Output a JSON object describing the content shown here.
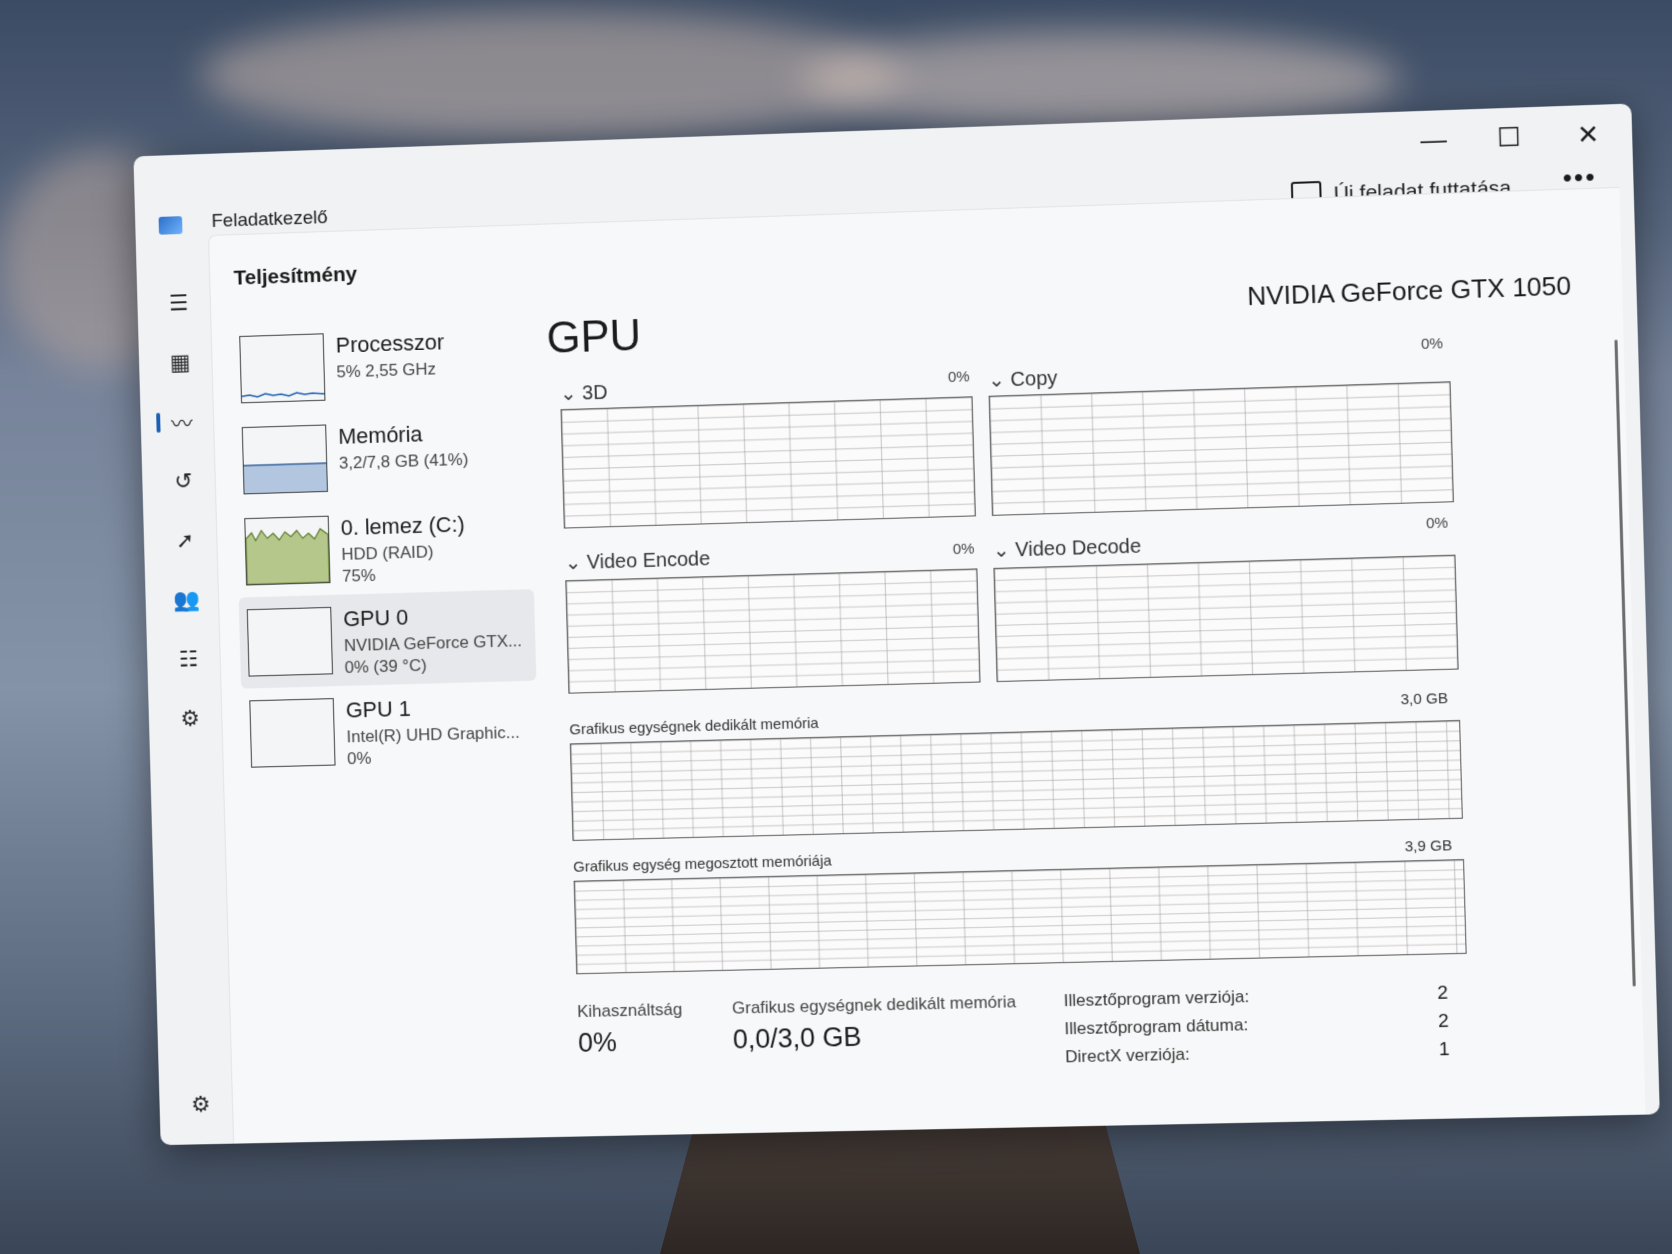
{
  "window": {
    "app_title": "Feladatkezelő",
    "minimize_glyph": "—",
    "maximize_glyph": "☐",
    "close_glyph": "✕",
    "new_task_label": "Új feladat futtatása",
    "more_glyph": "•••"
  },
  "nav": {
    "items": [
      {
        "icon": "hamburger-menu-icon",
        "glyph": "☰"
      },
      {
        "icon": "processes-icon",
        "glyph": "▦"
      },
      {
        "icon": "performance-icon",
        "glyph": "〰",
        "active": true
      },
      {
        "icon": "app-history-icon",
        "glyph": "↺"
      },
      {
        "icon": "startup-apps-icon",
        "glyph": "➚"
      },
      {
        "icon": "users-icon",
        "glyph": "👥"
      },
      {
        "icon": "details-icon",
        "glyph": "☷"
      },
      {
        "icon": "services-icon",
        "glyph": "⚙"
      }
    ],
    "settings_glyph": "⚙"
  },
  "page": {
    "title": "Teljesítmény"
  },
  "devices": [
    {
      "name": "Processzor",
      "sub1": "5% 2,55 GHz",
      "sub2": ""
    },
    {
      "name": "Memória",
      "sub1": "3,2/7,8 GB (41%)",
      "sub2": ""
    },
    {
      "name": "0. lemez (C:)",
      "sub1": "HDD (RAID)",
      "sub2": "75%"
    },
    {
      "name": "GPU 0",
      "sub1": "NVIDIA GeForce GTX...",
      "sub2": "0% (39 °C)",
      "selected": true
    },
    {
      "name": "GPU 1",
      "sub1": "Intel(R) UHD Graphic...",
      "sub2": "0%"
    }
  ],
  "gpu": {
    "title": "GPU",
    "model": "NVIDIA GeForce GTX 1050",
    "engines": [
      {
        "label": "3D",
        "value": "0%"
      },
      {
        "label": "Copy",
        "value": "0%"
      },
      {
        "label": "Video Encode",
        "value": "0%"
      },
      {
        "label": "Video Decode",
        "value": "0%"
      }
    ],
    "dedicated_memory_graph": {
      "label": "Grafikus egységnek dedikált memória",
      "max": "3,0 GB"
    },
    "shared_memory_graph": {
      "label": "Grafikus egység megosztott memóriája",
      "max": "3,9 GB"
    },
    "stats": {
      "utilization_label": "Kihasználtság",
      "utilization_value": "0%",
      "dedicated_label": "Grafikus egységnek dedikált memória",
      "dedicated_value": "0,0/3,0 GB"
    },
    "info": [
      {
        "label": "Illesztőprogram verziója:",
        "value": "2"
      },
      {
        "label": "Illesztőprogram dátuma:",
        "value": "2"
      },
      {
        "label": "DirectX verziója:",
        "value": "1"
      }
    ]
  }
}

▶ [Exercise]: Transcribe every record above exactly, leaving out the pictures.

▶ [Result of this exercise]:
Output a JSON object describing the content shown here.
{
  "window": {
    "app_title": "Feladatkezelő",
    "minimize_glyph": "—",
    "maximize_glyph": "☐",
    "close_glyph": "✕",
    "new_task_label": "Új feladat futtatása",
    "more_glyph": "•••"
  },
  "nav": {
    "items": [
      {
        "icon": "hamburger-menu-icon",
        "glyph": "☰"
      },
      {
        "icon": "processes-icon",
        "glyph": "▦"
      },
      {
        "icon": "performance-icon",
        "glyph": "〰",
        "active": true
      },
      {
        "icon": "app-history-icon",
        "glyph": "↺"
      },
      {
        "icon": "startup-apps-icon",
        "glyph": "➚"
      },
      {
        "icon": "users-icon",
        "glyph": "👥"
      },
      {
        "icon": "details-icon",
        "glyph": "☷"
      },
      {
        "icon": "services-icon",
        "glyph": "⚙"
      }
    ],
    "settings_glyph": "⚙"
  },
  "page": {
    "title": "Teljesítmény"
  },
  "devices": [
    {
      "name": "Processzor",
      "sub1": "5% 2,55 GHz",
      "sub2": ""
    },
    {
      "name": "Memória",
      "sub1": "3,2/7,8 GB (41%)",
      "sub2": ""
    },
    {
      "name": "0. lemez (C:)",
      "sub1": "HDD (RAID)",
      "sub2": "75%"
    },
    {
      "name": "GPU 0",
      "sub1": "NVIDIA GeForce GTX...",
      "sub2": "0% (39 °C)",
      "selected": true
    },
    {
      "name": "GPU 1",
      "sub1": "Intel(R) UHD Graphic...",
      "sub2": "0%"
    }
  ],
  "gpu": {
    "title": "GPU",
    "model": "NVIDIA GeForce GTX 1050",
    "engines": [
      {
        "label": "3D",
        "value": "0%"
      },
      {
        "label": "Copy",
        "value": "0%"
      },
      {
        "label": "Video Encode",
        "value": "0%"
      },
      {
        "label": "Video Decode",
        "value": "0%"
      }
    ],
    "dedicated_memory_graph": {
      "label": "Grafikus egységnek dedikált memória",
      "max": "3,0 GB"
    },
    "shared_memory_graph": {
      "label": "Grafikus egység megosztott memóriája",
      "max": "3,9 GB"
    },
    "stats": {
      "utilization_label": "Kihasználtság",
      "utilization_value": "0%",
      "dedicated_label": "Grafikus egységnek dedikált memória",
      "dedicated_value": "0,0/3,0 GB"
    },
    "info": [
      {
        "label": "Illesztőprogram verziója:",
        "value": "2"
      },
      {
        "label": "Illesztőprogram dátuma:",
        "value": "2"
      },
      {
        "label": "DirectX verziója:",
        "value": "1"
      }
    ]
  }
}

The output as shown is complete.